──────── Extracted information ────────

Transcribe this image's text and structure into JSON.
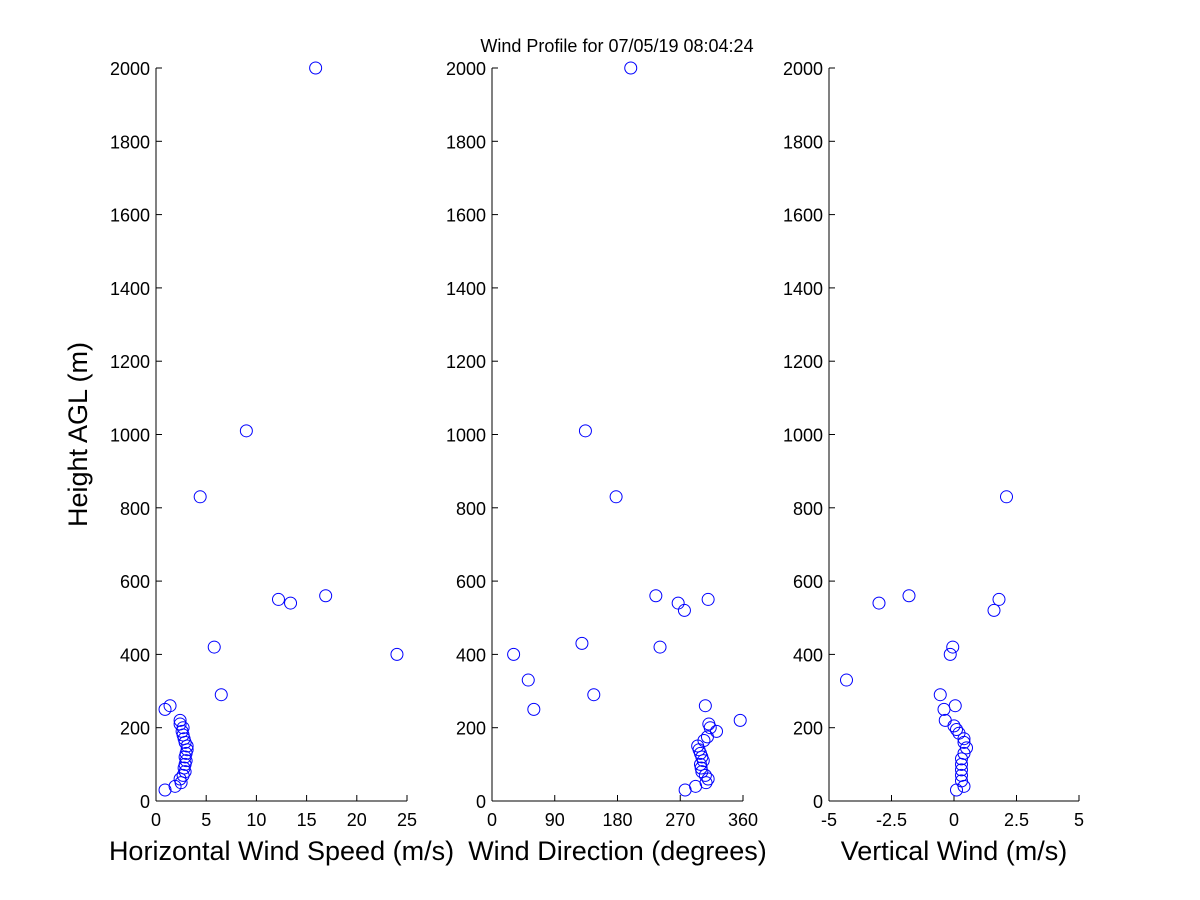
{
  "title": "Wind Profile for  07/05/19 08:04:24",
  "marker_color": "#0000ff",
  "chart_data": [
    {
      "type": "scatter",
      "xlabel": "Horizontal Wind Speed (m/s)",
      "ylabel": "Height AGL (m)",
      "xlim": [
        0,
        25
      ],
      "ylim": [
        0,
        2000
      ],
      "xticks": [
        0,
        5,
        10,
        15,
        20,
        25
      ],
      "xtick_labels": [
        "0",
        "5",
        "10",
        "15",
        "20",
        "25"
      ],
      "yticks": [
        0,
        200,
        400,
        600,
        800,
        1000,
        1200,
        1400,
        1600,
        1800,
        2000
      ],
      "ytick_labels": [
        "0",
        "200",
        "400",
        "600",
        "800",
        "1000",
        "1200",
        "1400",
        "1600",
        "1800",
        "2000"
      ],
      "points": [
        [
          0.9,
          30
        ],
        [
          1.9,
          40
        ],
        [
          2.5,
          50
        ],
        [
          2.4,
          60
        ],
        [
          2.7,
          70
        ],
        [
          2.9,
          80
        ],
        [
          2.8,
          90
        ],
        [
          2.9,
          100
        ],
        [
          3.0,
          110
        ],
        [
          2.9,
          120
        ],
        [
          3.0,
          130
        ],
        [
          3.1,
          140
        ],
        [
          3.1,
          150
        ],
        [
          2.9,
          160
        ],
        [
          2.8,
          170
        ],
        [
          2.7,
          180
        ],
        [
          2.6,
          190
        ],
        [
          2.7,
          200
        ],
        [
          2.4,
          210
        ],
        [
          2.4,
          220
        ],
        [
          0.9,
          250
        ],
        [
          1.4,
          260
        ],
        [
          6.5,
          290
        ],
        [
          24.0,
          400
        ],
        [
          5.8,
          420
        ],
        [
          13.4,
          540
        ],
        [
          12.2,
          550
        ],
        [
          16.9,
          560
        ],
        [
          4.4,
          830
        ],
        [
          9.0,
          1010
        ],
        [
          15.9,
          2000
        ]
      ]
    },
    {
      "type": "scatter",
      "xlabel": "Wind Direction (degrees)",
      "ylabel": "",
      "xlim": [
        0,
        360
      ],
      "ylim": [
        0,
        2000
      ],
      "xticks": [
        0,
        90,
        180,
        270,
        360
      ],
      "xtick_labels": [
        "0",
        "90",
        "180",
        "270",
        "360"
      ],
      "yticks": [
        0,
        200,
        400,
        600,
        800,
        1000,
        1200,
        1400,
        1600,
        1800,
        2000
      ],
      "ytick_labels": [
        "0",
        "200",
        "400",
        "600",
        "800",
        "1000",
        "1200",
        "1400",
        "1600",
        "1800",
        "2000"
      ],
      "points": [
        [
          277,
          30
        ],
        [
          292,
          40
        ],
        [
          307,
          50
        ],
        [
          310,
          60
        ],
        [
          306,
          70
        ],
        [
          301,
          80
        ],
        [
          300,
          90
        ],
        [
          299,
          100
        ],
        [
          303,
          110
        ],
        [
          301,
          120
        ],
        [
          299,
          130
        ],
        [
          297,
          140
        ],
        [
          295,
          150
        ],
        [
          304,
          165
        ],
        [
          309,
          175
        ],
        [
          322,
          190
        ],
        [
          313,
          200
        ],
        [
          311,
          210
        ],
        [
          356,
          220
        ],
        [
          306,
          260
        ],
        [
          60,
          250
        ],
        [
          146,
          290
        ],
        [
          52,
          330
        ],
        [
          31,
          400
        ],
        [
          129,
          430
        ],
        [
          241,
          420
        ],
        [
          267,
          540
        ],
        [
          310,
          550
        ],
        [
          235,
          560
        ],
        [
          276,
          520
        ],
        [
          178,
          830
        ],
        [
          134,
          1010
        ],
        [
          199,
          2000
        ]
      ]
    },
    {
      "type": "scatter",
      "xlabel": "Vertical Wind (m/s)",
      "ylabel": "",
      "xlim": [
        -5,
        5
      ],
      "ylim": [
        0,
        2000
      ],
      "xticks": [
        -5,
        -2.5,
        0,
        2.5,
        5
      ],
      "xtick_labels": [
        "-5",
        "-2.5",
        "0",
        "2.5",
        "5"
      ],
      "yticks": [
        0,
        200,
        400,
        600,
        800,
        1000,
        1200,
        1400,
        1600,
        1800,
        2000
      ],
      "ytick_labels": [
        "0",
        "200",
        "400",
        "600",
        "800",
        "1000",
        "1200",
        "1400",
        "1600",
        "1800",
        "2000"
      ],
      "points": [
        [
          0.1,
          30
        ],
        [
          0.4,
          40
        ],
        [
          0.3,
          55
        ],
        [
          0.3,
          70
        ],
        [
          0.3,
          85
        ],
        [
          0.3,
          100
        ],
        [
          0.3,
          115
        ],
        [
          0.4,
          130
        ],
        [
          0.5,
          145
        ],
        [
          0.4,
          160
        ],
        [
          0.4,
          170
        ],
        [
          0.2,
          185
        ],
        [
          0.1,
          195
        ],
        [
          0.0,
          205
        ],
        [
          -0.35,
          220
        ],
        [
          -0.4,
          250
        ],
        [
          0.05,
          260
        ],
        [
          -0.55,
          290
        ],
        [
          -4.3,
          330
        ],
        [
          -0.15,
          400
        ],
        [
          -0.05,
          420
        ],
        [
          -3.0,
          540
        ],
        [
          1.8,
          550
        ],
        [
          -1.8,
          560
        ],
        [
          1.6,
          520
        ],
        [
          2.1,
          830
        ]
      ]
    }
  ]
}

────────
──────── Extracted information ────────

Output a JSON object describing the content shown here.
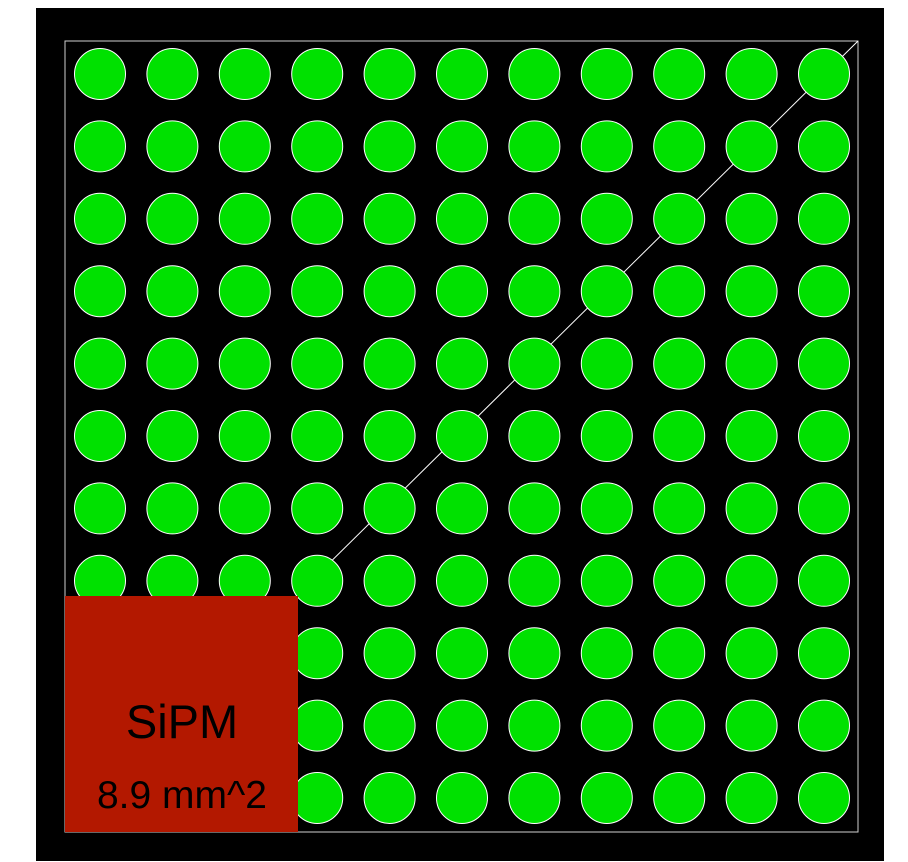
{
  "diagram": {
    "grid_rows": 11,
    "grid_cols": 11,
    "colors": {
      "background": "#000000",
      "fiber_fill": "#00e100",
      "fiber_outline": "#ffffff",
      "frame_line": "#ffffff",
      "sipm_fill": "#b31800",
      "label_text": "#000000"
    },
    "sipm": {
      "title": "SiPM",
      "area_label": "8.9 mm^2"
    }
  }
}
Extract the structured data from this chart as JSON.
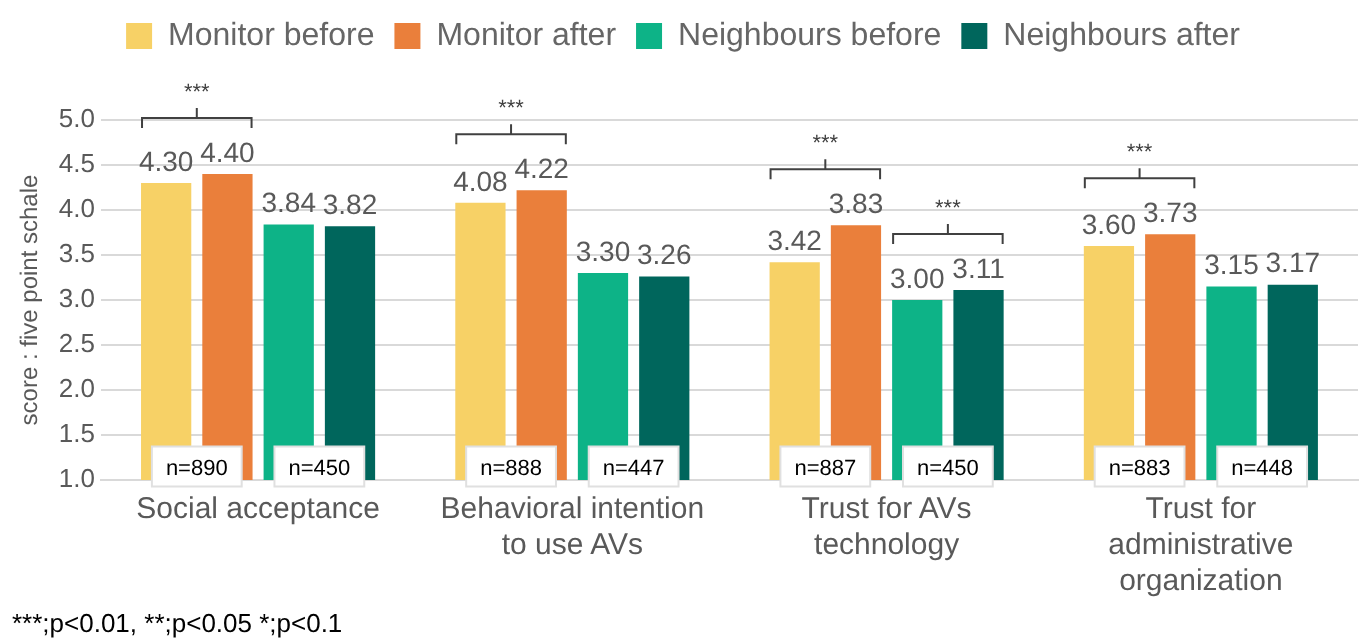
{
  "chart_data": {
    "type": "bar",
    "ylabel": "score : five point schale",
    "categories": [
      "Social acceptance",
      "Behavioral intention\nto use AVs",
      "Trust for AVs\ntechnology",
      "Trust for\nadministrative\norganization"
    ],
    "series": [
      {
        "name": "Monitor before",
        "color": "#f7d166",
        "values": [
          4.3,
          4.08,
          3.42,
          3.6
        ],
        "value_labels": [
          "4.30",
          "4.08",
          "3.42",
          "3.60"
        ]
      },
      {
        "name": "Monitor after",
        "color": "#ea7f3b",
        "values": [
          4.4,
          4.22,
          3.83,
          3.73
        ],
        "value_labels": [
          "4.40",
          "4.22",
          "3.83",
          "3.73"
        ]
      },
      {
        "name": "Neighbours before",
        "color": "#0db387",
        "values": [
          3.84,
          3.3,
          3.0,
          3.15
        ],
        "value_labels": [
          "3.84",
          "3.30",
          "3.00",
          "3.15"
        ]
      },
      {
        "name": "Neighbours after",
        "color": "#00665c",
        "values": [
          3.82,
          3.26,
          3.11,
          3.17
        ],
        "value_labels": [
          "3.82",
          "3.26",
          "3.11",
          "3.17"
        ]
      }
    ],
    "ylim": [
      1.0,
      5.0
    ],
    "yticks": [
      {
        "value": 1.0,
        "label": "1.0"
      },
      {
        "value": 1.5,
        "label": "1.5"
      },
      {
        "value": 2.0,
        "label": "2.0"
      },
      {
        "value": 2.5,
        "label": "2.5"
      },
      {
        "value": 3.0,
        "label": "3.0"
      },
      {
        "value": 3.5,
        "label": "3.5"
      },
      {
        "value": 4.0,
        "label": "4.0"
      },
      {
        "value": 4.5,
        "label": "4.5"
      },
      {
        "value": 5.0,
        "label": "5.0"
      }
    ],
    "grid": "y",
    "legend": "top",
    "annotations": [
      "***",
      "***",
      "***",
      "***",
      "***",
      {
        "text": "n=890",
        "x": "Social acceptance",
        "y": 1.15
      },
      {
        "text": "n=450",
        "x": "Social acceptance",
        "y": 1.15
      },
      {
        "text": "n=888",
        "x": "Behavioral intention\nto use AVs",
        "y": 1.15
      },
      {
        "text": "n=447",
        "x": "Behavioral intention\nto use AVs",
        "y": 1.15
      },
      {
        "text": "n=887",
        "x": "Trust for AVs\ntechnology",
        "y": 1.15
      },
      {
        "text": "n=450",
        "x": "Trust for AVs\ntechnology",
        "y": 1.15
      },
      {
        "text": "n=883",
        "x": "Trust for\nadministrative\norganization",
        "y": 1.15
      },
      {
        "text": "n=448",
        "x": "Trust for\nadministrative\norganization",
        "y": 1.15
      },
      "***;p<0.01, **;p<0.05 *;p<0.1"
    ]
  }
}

────────

**Problem description**
Among the lines above, how many contain the string "ylabel"? State the number alone.

**The output**
4